__PROVIDED DATA__

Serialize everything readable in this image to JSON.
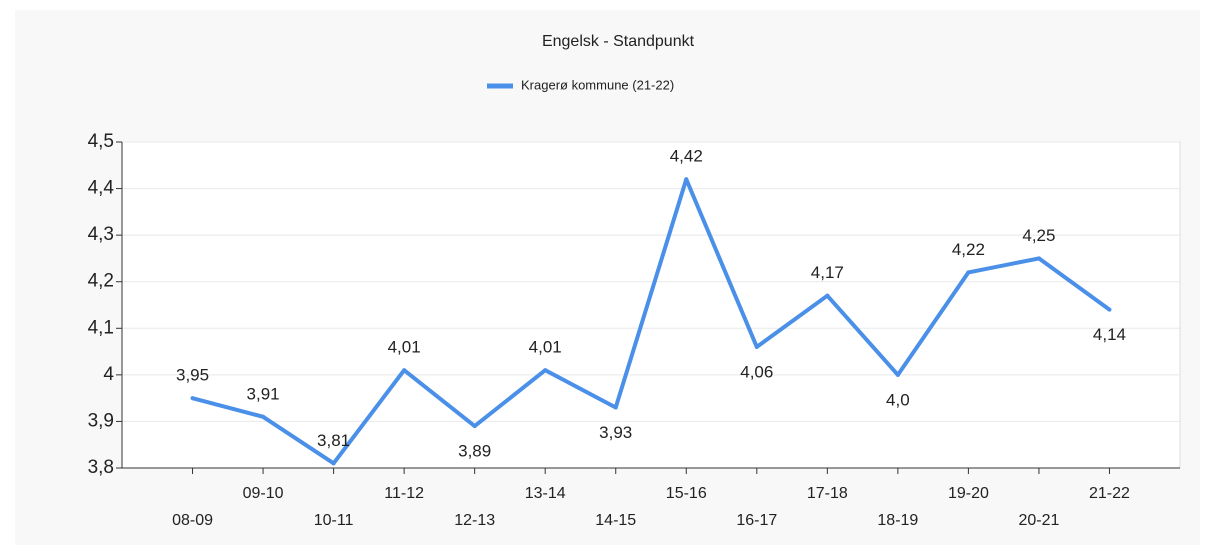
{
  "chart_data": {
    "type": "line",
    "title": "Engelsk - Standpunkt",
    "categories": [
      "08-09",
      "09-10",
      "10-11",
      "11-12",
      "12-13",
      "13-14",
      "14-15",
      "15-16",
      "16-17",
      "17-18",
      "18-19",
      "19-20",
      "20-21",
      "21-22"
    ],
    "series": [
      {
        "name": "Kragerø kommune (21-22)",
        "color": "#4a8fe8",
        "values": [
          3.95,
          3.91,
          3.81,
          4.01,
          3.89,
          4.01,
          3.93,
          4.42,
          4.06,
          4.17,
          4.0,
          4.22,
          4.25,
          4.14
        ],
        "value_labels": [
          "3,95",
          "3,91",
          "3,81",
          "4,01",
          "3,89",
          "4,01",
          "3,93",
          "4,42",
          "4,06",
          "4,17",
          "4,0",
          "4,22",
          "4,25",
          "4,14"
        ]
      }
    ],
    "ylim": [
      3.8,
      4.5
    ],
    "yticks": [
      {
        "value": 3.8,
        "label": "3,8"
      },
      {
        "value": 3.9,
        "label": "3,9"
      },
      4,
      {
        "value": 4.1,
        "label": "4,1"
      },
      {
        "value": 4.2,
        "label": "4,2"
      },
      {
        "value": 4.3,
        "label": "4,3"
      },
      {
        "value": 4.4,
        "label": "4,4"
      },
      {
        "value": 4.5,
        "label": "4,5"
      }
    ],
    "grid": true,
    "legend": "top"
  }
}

__AIM OF THE EXERCISE__
Could you repeat all of the material exactly? Pictures should not be copied.

__WRITTEN REPLY__
Serialize everything readable in this image to JSON.
{
  "chart_data": {
    "type": "line",
    "title": "Engelsk - Standpunkt",
    "categories": [
      "08-09",
      "09-10",
      "10-11",
      "11-12",
      "12-13",
      "13-14",
      "14-15",
      "15-16",
      "16-17",
      "17-18",
      "18-19",
      "19-20",
      "20-21",
      "21-22"
    ],
    "series": [
      {
        "name": "Kragerø kommune (21-22)",
        "color": "#4a8fe8",
        "values": [
          3.95,
          3.91,
          3.81,
          4.01,
          3.89,
          4.01,
          3.93,
          4.42,
          4.06,
          4.17,
          4.0,
          4.22,
          4.25,
          4.14
        ],
        "value_labels": [
          "3,95",
          "3,91",
          "3,81",
          "4,01",
          "3,89",
          "4,01",
          "3,93",
          "4,42",
          "4,06",
          "4,17",
          "4,0",
          "4,22",
          "4,25",
          "4,14"
        ]
      }
    ],
    "ylim": [
      3.8,
      4.5
    ],
    "yticks": [
      {
        "value": 3.8,
        "label": "3,8"
      },
      {
        "value": 3.9,
        "label": "3,9"
      },
      4,
      {
        "value": 4.1,
        "label": "4,1"
      },
      {
        "value": 4.2,
        "label": "4,2"
      },
      {
        "value": 4.3,
        "label": "4,3"
      },
      {
        "value": 4.4,
        "label": "4,4"
      },
      {
        "value": 4.5,
        "label": "4,5"
      }
    ],
    "grid": true,
    "legend": "top"
  }
}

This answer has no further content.